Problem statement
Determine the number of lines where "Meter" occurs and reply with that number by itself.
--- start Supplied data ---
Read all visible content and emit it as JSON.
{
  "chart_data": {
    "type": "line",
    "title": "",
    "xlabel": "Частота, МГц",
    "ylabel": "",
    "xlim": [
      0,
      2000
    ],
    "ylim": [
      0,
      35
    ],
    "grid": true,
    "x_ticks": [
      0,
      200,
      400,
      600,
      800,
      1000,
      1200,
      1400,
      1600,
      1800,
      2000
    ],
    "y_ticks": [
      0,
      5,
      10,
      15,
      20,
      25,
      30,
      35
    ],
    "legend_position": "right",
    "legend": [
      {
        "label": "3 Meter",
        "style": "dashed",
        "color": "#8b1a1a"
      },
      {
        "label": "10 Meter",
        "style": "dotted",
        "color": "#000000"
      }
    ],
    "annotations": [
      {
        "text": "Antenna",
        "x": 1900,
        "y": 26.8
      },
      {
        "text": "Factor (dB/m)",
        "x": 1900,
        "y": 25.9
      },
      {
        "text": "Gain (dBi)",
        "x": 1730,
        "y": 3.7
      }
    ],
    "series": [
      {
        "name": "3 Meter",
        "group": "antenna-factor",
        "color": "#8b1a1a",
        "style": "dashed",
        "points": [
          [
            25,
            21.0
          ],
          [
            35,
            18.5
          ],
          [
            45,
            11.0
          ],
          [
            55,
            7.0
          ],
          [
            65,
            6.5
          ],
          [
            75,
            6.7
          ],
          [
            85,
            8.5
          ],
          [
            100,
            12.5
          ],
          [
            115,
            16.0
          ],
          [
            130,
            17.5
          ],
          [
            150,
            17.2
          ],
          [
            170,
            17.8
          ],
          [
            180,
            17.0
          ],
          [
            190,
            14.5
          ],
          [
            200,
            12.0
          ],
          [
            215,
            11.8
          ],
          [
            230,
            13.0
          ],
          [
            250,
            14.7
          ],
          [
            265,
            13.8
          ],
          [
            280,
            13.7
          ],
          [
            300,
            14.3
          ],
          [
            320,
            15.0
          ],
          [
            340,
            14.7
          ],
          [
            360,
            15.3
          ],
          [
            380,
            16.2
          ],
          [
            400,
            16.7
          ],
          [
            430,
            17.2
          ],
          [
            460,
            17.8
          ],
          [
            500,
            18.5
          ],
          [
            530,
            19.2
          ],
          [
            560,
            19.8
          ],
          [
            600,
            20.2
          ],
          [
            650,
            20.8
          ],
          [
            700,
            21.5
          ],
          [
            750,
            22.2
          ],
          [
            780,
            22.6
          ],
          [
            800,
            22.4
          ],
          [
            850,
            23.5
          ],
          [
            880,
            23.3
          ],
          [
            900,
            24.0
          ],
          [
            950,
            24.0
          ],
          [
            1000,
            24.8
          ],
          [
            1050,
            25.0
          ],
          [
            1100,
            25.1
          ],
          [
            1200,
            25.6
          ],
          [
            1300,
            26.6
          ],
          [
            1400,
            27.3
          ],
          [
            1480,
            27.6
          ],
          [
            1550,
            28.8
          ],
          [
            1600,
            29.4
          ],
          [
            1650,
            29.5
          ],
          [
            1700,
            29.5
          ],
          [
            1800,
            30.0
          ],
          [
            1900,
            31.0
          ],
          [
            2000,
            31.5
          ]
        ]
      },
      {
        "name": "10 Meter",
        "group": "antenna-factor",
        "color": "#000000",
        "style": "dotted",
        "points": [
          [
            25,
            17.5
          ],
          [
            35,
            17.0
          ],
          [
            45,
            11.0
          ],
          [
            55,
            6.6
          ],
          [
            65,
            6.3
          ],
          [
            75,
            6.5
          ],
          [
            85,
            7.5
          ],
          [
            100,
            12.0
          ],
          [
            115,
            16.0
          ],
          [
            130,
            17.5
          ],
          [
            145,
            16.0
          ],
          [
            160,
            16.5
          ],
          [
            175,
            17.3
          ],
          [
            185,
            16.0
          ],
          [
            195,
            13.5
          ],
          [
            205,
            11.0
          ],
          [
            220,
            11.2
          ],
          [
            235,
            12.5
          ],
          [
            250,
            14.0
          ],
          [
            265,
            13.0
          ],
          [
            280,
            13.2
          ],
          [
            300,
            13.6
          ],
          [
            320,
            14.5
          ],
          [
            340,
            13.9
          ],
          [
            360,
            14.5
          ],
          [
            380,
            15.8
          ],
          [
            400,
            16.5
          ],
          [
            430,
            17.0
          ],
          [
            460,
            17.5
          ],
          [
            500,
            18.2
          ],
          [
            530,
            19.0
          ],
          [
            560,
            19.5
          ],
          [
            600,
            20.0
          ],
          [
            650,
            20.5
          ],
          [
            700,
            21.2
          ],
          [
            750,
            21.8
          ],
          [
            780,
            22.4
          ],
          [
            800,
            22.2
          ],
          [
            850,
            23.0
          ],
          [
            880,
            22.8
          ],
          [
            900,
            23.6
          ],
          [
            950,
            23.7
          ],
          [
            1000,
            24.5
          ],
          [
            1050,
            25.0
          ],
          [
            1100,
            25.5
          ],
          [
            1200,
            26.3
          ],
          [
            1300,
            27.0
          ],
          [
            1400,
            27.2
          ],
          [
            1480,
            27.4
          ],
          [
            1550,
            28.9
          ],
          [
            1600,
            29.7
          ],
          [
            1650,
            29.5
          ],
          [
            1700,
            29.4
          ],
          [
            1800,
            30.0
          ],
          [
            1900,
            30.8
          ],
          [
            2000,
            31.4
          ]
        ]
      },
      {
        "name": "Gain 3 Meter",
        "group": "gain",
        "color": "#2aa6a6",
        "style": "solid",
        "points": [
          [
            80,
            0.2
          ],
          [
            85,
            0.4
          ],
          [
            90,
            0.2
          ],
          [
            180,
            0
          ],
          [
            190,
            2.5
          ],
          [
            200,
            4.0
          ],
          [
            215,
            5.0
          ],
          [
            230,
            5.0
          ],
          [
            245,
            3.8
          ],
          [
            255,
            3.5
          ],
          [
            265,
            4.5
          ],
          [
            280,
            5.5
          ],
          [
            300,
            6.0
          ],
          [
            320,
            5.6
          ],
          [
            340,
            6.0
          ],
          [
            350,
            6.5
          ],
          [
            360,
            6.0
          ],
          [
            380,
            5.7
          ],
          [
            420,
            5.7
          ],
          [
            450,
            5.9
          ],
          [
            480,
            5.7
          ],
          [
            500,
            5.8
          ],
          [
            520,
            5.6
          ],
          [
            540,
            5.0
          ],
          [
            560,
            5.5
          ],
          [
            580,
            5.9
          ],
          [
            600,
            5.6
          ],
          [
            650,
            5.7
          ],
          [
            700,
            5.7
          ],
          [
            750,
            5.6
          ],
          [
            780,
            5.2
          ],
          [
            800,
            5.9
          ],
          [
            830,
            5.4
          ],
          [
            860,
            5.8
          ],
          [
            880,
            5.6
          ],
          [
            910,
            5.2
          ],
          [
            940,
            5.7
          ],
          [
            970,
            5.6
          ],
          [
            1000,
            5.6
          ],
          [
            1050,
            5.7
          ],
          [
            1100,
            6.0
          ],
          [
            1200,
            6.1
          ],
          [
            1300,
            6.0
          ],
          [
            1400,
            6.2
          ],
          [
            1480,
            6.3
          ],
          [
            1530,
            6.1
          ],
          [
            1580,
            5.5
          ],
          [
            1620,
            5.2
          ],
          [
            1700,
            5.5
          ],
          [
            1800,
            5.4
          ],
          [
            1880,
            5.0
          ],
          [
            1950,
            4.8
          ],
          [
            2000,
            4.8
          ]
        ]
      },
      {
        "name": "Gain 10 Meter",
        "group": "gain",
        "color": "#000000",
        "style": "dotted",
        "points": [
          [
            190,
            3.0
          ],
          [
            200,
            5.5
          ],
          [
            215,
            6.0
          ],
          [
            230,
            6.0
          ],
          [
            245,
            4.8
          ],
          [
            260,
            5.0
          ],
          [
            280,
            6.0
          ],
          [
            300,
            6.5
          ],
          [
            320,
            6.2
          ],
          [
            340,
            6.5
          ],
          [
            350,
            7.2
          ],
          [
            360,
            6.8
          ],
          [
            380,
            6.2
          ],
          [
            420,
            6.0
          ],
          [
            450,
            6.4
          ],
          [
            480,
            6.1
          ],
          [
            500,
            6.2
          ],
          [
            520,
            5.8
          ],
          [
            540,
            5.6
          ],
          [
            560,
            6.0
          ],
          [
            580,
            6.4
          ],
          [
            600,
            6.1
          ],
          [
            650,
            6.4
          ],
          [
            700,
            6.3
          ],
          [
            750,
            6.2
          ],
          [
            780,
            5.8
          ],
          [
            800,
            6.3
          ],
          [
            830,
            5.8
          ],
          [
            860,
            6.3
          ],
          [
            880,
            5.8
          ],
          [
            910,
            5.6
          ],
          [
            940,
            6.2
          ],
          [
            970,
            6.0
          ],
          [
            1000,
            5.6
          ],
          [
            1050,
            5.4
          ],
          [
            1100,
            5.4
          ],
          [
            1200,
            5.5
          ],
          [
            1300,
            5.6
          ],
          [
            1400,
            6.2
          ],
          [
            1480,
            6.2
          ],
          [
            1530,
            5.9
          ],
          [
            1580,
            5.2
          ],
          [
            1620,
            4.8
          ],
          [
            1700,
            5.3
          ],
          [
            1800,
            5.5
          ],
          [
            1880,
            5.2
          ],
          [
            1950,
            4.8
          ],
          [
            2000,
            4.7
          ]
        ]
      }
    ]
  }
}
--- end Supplied data ---
Answer for the task
6